* **Aim of the task**
Pictures stay out of the copy; restate everything else in the material exactly.

Figure dataset records
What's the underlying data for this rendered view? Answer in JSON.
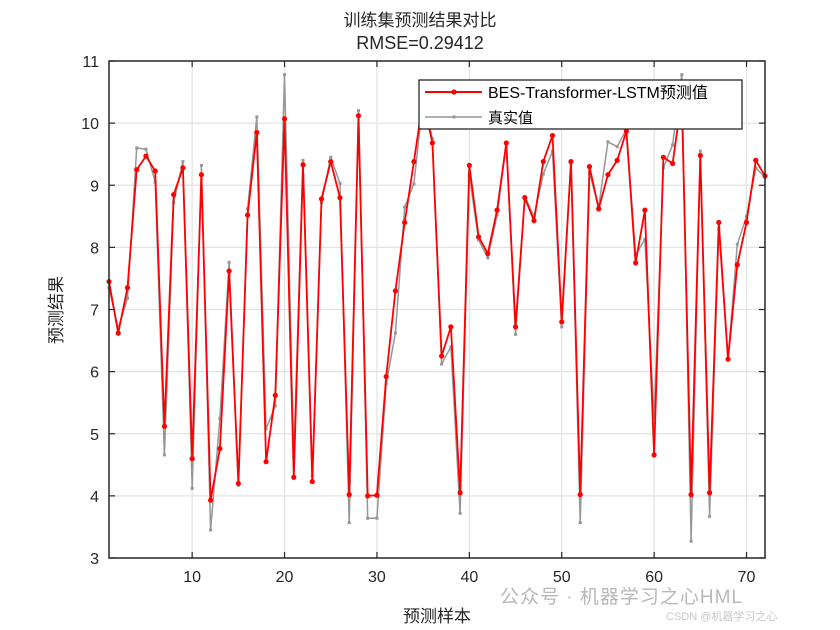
{
  "chart_data": {
    "type": "line",
    "title": "训练集预测结果对比",
    "subtitle": "RMSE=0.29412",
    "xlabel": "预测样本",
    "ylabel": "预测结果",
    "xlim": [
      1,
      72
    ],
    "ylim": [
      3,
      11
    ],
    "xticks": [
      10,
      20,
      30,
      40,
      50,
      60,
      70
    ],
    "yticks": [
      3,
      4,
      5,
      6,
      7,
      8,
      9,
      10,
      11
    ],
    "grid": true,
    "legend_position": "upper right",
    "x": [
      1,
      2,
      3,
      4,
      5,
      6,
      7,
      8,
      9,
      10,
      11,
      12,
      13,
      14,
      15,
      16,
      17,
      18,
      19,
      20,
      21,
      22,
      23,
      24,
      25,
      26,
      27,
      28,
      29,
      30,
      31,
      32,
      33,
      34,
      35,
      36,
      37,
      38,
      39,
      40,
      41,
      42,
      43,
      44,
      45,
      46,
      47,
      48,
      49,
      50,
      51,
      52,
      53,
      54,
      55,
      56,
      57,
      58,
      59,
      60,
      61,
      62,
      63,
      64,
      65,
      66,
      67,
      68,
      69,
      70,
      71,
      72
    ],
    "series": [
      {
        "name": "BES-Transformer-LSTM预测值",
        "color": "#ff0000",
        "marker": "circle",
        "values": [
          7.45,
          6.62,
          7.35,
          9.25,
          9.47,
          9.23,
          5.12,
          8.85,
          9.28,
          4.6,
          9.17,
          3.93,
          4.76,
          7.62,
          4.2,
          8.52,
          9.85,
          4.55,
          5.62,
          10.07,
          4.3,
          9.33,
          4.23,
          8.78,
          9.38,
          8.8,
          4.02,
          10.12,
          4.0,
          4.01,
          5.92,
          7.3,
          8.4,
          9.38,
          10.38,
          9.68,
          6.25,
          6.72,
          4.05,
          9.32,
          8.17,
          7.9,
          8.6,
          9.68,
          6.72,
          8.8,
          8.43,
          9.38,
          9.8,
          6.8,
          9.38,
          4.02,
          9.3,
          8.62,
          9.17,
          9.4,
          9.87,
          7.75,
          8.6,
          4.66,
          9.45,
          9.35,
          10.4,
          4.02,
          9.48,
          4.05,
          8.4,
          6.2,
          7.72,
          8.4,
          9.4,
          9.15
        ]
      },
      {
        "name": "真实值",
        "color": "#969696",
        "marker": "square",
        "values": [
          7.35,
          6.7,
          7.18,
          9.6,
          9.58,
          9.05,
          4.66,
          8.72,
          9.38,
          4.12,
          9.32,
          3.45,
          5.25,
          7.76,
          4.17,
          8.62,
          10.1,
          5.08,
          5.45,
          10.78,
          4.62,
          9.4,
          4.32,
          8.72,
          9.45,
          9.03,
          3.57,
          10.2,
          3.64,
          3.64,
          5.8,
          6.62,
          8.65,
          9.02,
          10.4,
          9.75,
          6.12,
          6.4,
          3.72,
          9.17,
          8.12,
          7.83,
          8.52,
          9.67,
          6.6,
          8.82,
          8.5,
          9.18,
          9.55,
          6.72,
          9.38,
          3.57,
          9.2,
          8.65,
          9.7,
          9.62,
          9.9,
          7.88,
          8.13,
          5.25,
          9.28,
          9.65,
          10.78,
          3.27,
          9.55,
          3.67,
          8.3,
          6.2,
          8.05,
          8.5,
          9.28,
          9.13
        ]
      }
    ]
  },
  "watermark": {
    "text": "公众号 · 机器学习之心HML",
    "sub": "CSDN @机器学习之心"
  }
}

* **Full response**
What's the underlying data for this rendered view? Answer in JSON.
{
  "chart_data": {
    "type": "line",
    "title": "训练集预测结果对比",
    "subtitle": "RMSE=0.29412",
    "xlabel": "预测样本",
    "ylabel": "预测结果",
    "xlim": [
      1,
      72
    ],
    "ylim": [
      3,
      11
    ],
    "xticks": [
      10,
      20,
      30,
      40,
      50,
      60,
      70
    ],
    "yticks": [
      3,
      4,
      5,
      6,
      7,
      8,
      9,
      10,
      11
    ],
    "grid": true,
    "legend_position": "upper right",
    "x": [
      1,
      2,
      3,
      4,
      5,
      6,
      7,
      8,
      9,
      10,
      11,
      12,
      13,
      14,
      15,
      16,
      17,
      18,
      19,
      20,
      21,
      22,
      23,
      24,
      25,
      26,
      27,
      28,
      29,
      30,
      31,
      32,
      33,
      34,
      35,
      36,
      37,
      38,
      39,
      40,
      41,
      42,
      43,
      44,
      45,
      46,
      47,
      48,
      49,
      50,
      51,
      52,
      53,
      54,
      55,
      56,
      57,
      58,
      59,
      60,
      61,
      62,
      63,
      64,
      65,
      66,
      67,
      68,
      69,
      70,
      71,
      72
    ],
    "series": [
      {
        "name": "BES-Transformer-LSTM预测值",
        "color": "#ff0000",
        "marker": "circle",
        "values": [
          7.45,
          6.62,
          7.35,
          9.25,
          9.47,
          9.23,
          5.12,
          8.85,
          9.28,
          4.6,
          9.17,
          3.93,
          4.76,
          7.62,
          4.2,
          8.52,
          9.85,
          4.55,
          5.62,
          10.07,
          4.3,
          9.33,
          4.23,
          8.78,
          9.38,
          8.8,
          4.02,
          10.12,
          4.0,
          4.01,
          5.92,
          7.3,
          8.4,
          9.38,
          10.38,
          9.68,
          6.25,
          6.72,
          4.05,
          9.32,
          8.17,
          7.9,
          8.6,
          9.68,
          6.72,
          8.8,
          8.43,
          9.38,
          9.8,
          6.8,
          9.38,
          4.02,
          9.3,
          8.62,
          9.17,
          9.4,
          9.87,
          7.75,
          8.6,
          4.66,
          9.45,
          9.35,
          10.4,
          4.02,
          9.48,
          4.05,
          8.4,
          6.2,
          7.72,
          8.4,
          9.4,
          9.15
        ]
      },
      {
        "name": "真实值",
        "color": "#969696",
        "marker": "square",
        "values": [
          7.35,
          6.7,
          7.18,
          9.6,
          9.58,
          9.05,
          4.66,
          8.72,
          9.38,
          4.12,
          9.32,
          3.45,
          5.25,
          7.76,
          4.17,
          8.62,
          10.1,
          5.08,
          5.45,
          10.78,
          4.62,
          9.4,
          4.32,
          8.72,
          9.45,
          9.03,
          3.57,
          10.2,
          3.64,
          3.64,
          5.8,
          6.62,
          8.65,
          9.02,
          10.4,
          9.75,
          6.12,
          6.4,
          3.72,
          9.17,
          8.12,
          7.83,
          8.52,
          9.67,
          6.6,
          8.82,
          8.5,
          9.18,
          9.55,
          6.72,
          9.38,
          3.57,
          9.2,
          8.65,
          9.7,
          9.62,
          9.9,
          7.88,
          8.13,
          5.25,
          9.28,
          9.65,
          10.78,
          3.27,
          9.55,
          3.67,
          8.3,
          6.2,
          8.05,
          8.5,
          9.28,
          9.13
        ]
      }
    ]
  },
  "watermark": {
    "text": "公众号 · 机器学习之心HML",
    "sub": "CSDN @机器学习之心"
  }
}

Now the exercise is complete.